[Collected data entries]
※
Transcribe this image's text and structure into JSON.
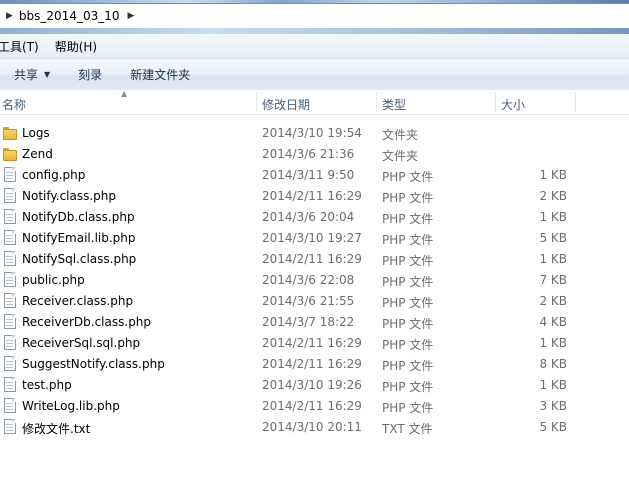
{
  "address": {
    "path": [
      "bbs_2014_03_10"
    ]
  },
  "menu": {
    "items": [
      "工具(T)",
      "帮助(H)"
    ]
  },
  "toolbar": {
    "share": "共享",
    "burn": "刻录",
    "new_folder": "新建文件夹"
  },
  "columns": {
    "name": "名称",
    "date": "修改日期",
    "type": "类型",
    "size": "大小"
  },
  "files": [
    {
      "icon": "folder-icon",
      "name": "Logs",
      "date": "2014/3/10 19:54",
      "type": "文件夹",
      "size": ""
    },
    {
      "icon": "folder-icon",
      "name": "Zend",
      "date": "2014/3/6 21:36",
      "type": "文件夹",
      "size": ""
    },
    {
      "icon": "file-icon",
      "name": "config.php",
      "date": "2014/3/11 9:50",
      "type": "PHP 文件",
      "size": "1 KB"
    },
    {
      "icon": "file-icon",
      "name": "Notify.class.php",
      "date": "2014/2/11 16:29",
      "type": "PHP 文件",
      "size": "2 KB"
    },
    {
      "icon": "file-icon",
      "name": "NotifyDb.class.php",
      "date": "2014/3/6 20:04",
      "type": "PHP 文件",
      "size": "1 KB"
    },
    {
      "icon": "file-icon",
      "name": "NotifyEmail.lib.php",
      "date": "2014/3/10 19:27",
      "type": "PHP 文件",
      "size": "5 KB"
    },
    {
      "icon": "file-icon",
      "name": "NotifySql.class.php",
      "date": "2014/2/11 16:29",
      "type": "PHP 文件",
      "size": "1 KB"
    },
    {
      "icon": "file-icon",
      "name": "public.php",
      "date": "2014/3/6 22:08",
      "type": "PHP 文件",
      "size": "7 KB"
    },
    {
      "icon": "file-icon",
      "name": "Receiver.class.php",
      "date": "2014/3/6 21:55",
      "type": "PHP 文件",
      "size": "2 KB"
    },
    {
      "icon": "file-icon",
      "name": "ReceiverDb.class.php",
      "date": "2014/3/7 18:22",
      "type": "PHP 文件",
      "size": "4 KB"
    },
    {
      "icon": "file-icon",
      "name": "ReceiverSql.sql.php",
      "date": "2014/2/11 16:29",
      "type": "PHP 文件",
      "size": "1 KB"
    },
    {
      "icon": "file-icon",
      "name": "SuggestNotify.class.php",
      "date": "2014/2/11 16:29",
      "type": "PHP 文件",
      "size": "8 KB"
    },
    {
      "icon": "file-icon",
      "name": "test.php",
      "date": "2014/3/10 19:26",
      "type": "PHP 文件",
      "size": "1 KB"
    },
    {
      "icon": "file-icon",
      "name": "WriteLog.lib.php",
      "date": "2014/2/11 16:29",
      "type": "PHP 文件",
      "size": "3 KB"
    },
    {
      "icon": "file-icon",
      "name": "修改文件.txt",
      "date": "2014/3/10 20:11",
      "type": "TXT 文件",
      "size": "5 KB"
    }
  ]
}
※
[DO THIS] Please list every line of the records that contains "class".

[SOLVED EXERCISE]
      "name": "Notify.class.php",
      "name": "NotifyDb.class.php",
      "name": "NotifySql.class.php",
      "name": "Receiver.class.php",
      "name": "ReceiverDb.class.php",
      "name": "SuggestNotify.class.php",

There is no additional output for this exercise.